Dataset excerpts:
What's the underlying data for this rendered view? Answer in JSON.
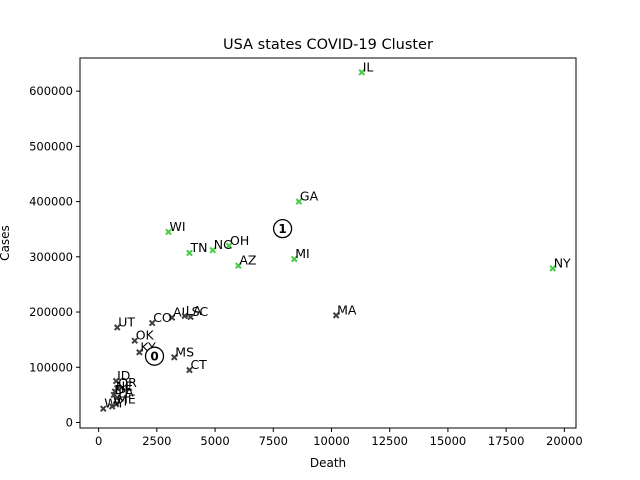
{
  "chart_data": {
    "type": "scatter",
    "title": "USA states COVID-19 Cluster",
    "xlabel": "Death",
    "ylabel": "Cases",
    "xlim": [
      -800,
      20500
    ],
    "ylim": [
      -10000,
      660000
    ],
    "xticks": [
      0,
      2500,
      5000,
      7500,
      10000,
      12500,
      15000,
      17500,
      20000
    ],
    "yticks": [
      0,
      100000,
      200000,
      300000,
      400000,
      500000,
      600000
    ],
    "marker": "x",
    "grid": false,
    "cluster_colors": {
      "0": "#404040",
      "1": "#44cc44"
    },
    "points": [
      {
        "label": "IL",
        "x": 11300,
        "y": 634000,
        "cluster": 1
      },
      {
        "label": "GA",
        "x": 8600,
        "y": 400000,
        "cluster": 1
      },
      {
        "label": "WI",
        "x": 3000,
        "y": 345000,
        "cluster": 1
      },
      {
        "label": "OH",
        "x": 5600,
        "y": 320000,
        "cluster": 1
      },
      {
        "label": "NC",
        "x": 4900,
        "y": 312000,
        "cluster": 1
      },
      {
        "label": "TN",
        "x": 3900,
        "y": 307000,
        "cluster": 1
      },
      {
        "label": "MI",
        "x": 8400,
        "y": 296000,
        "cluster": 1
      },
      {
        "label": "AZ",
        "x": 6000,
        "y": 284000,
        "cluster": 1
      },
      {
        "label": "NY",
        "x": 19500,
        "y": 279000,
        "cluster": 1
      },
      {
        "label": "MA",
        "x": 10200,
        "y": 194000,
        "cluster": 0
      },
      {
        "label": "AL",
        "x": 3150,
        "y": 190000,
        "cluster": 0
      },
      {
        "label": "LA",
        "x": 3700,
        "y": 193000,
        "cluster": 0
      },
      {
        "label": "SC",
        "x": 3950,
        "y": 191000,
        "cluster": 0
      },
      {
        "label": "CO",
        "x": 2300,
        "y": 180000,
        "cluster": 0
      },
      {
        "label": "UT",
        "x": 800,
        "y": 172000,
        "cluster": 0
      },
      {
        "label": "OK",
        "x": 1550,
        "y": 148000,
        "cluster": 0
      },
      {
        "label": "KY",
        "x": 1750,
        "y": 127000,
        "cluster": 0
      },
      {
        "label": "MS",
        "x": 3250,
        "y": 118000,
        "cluster": 0
      },
      {
        "label": "CT",
        "x": 3900,
        "y": 95000,
        "cluster": 0
      },
      {
        "label": "ID",
        "x": 750,
        "y": 75000,
        "cluster": 0
      },
      {
        "label": "OR",
        "x": 800,
        "y": 62000,
        "cluster": 0
      },
      {
        "label": "NE",
        "x": 700,
        "y": 56000,
        "cluster": 0
      },
      {
        "label": "DE",
        "x": 650,
        "y": 50000,
        "cluster": 0
      },
      {
        "label": "PA",
        "x": 800,
        "y": 45000,
        "cluster": 0
      },
      {
        "label": "ME",
        "x": 750,
        "y": 33000,
        "cluster": 0
      },
      {
        "label": "WY",
        "x": 200,
        "y": 25000,
        "cluster": 0
      },
      {
        "label": "VT",
        "x": 580,
        "y": 29000,
        "cluster": 0
      }
    ],
    "centroids": [
      {
        "label": "0",
        "x": 2400,
        "y": 120000
      },
      {
        "label": "1",
        "x": 7900,
        "y": 351000
      }
    ]
  }
}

Direction:
All preceding records should be duplicated verbatim, images excepted.

Result for this task:
What's the underlying data for this rendered view? Answer in JSON.
{
  "chart_data": {
    "type": "scatter",
    "title": "USA states COVID-19 Cluster",
    "xlabel": "Death",
    "ylabel": "Cases",
    "xlim": [
      -800,
      20500
    ],
    "ylim": [
      -10000,
      660000
    ],
    "xticks": [
      0,
      2500,
      5000,
      7500,
      10000,
      12500,
      15000,
      17500,
      20000
    ],
    "yticks": [
      0,
      100000,
      200000,
      300000,
      400000,
      500000,
      600000
    ],
    "marker": "x",
    "grid": false,
    "cluster_colors": {
      "0": "#404040",
      "1": "#44cc44"
    },
    "points": [
      {
        "label": "IL",
        "x": 11300,
        "y": 634000,
        "cluster": 1
      },
      {
        "label": "GA",
        "x": 8600,
        "y": 400000,
        "cluster": 1
      },
      {
        "label": "WI",
        "x": 3000,
        "y": 345000,
        "cluster": 1
      },
      {
        "label": "OH",
        "x": 5600,
        "y": 320000,
        "cluster": 1
      },
      {
        "label": "NC",
        "x": 4900,
        "y": 312000,
        "cluster": 1
      },
      {
        "label": "TN",
        "x": 3900,
        "y": 307000,
        "cluster": 1
      },
      {
        "label": "MI",
        "x": 8400,
        "y": 296000,
        "cluster": 1
      },
      {
        "label": "AZ",
        "x": 6000,
        "y": 284000,
        "cluster": 1
      },
      {
        "label": "NY",
        "x": 19500,
        "y": 279000,
        "cluster": 1
      },
      {
        "label": "MA",
        "x": 10200,
        "y": 194000,
        "cluster": 0
      },
      {
        "label": "AL",
        "x": 3150,
        "y": 190000,
        "cluster": 0
      },
      {
        "label": "LA",
        "x": 3700,
        "y": 193000,
        "cluster": 0
      },
      {
        "label": "SC",
        "x": 3950,
        "y": 191000,
        "cluster": 0
      },
      {
        "label": "CO",
        "x": 2300,
        "y": 180000,
        "cluster": 0
      },
      {
        "label": "UT",
        "x": 800,
        "y": 172000,
        "cluster": 0
      },
      {
        "label": "OK",
        "x": 1550,
        "y": 148000,
        "cluster": 0
      },
      {
        "label": "KY",
        "x": 1750,
        "y": 127000,
        "cluster": 0
      },
      {
        "label": "MS",
        "x": 3250,
        "y": 118000,
        "cluster": 0
      },
      {
        "label": "CT",
        "x": 3900,
        "y": 95000,
        "cluster": 0
      },
      {
        "label": "ID",
        "x": 750,
        "y": 75000,
        "cluster": 0
      },
      {
        "label": "OR",
        "x": 800,
        "y": 62000,
        "cluster": 0
      },
      {
        "label": "NE",
        "x": 700,
        "y": 56000,
        "cluster": 0
      },
      {
        "label": "DE",
        "x": 650,
        "y": 50000,
        "cluster": 0
      },
      {
        "label": "PA",
        "x": 800,
        "y": 45000,
        "cluster": 0
      },
      {
        "label": "ME",
        "x": 750,
        "y": 33000,
        "cluster": 0
      },
      {
        "label": "WY",
        "x": 200,
        "y": 25000,
        "cluster": 0
      },
      {
        "label": "VT",
        "x": 580,
        "y": 29000,
        "cluster": 0
      }
    ],
    "centroids": [
      {
        "label": "0",
        "x": 2400,
        "y": 120000
      },
      {
        "label": "1",
        "x": 7900,
        "y": 351000
      }
    ]
  }
}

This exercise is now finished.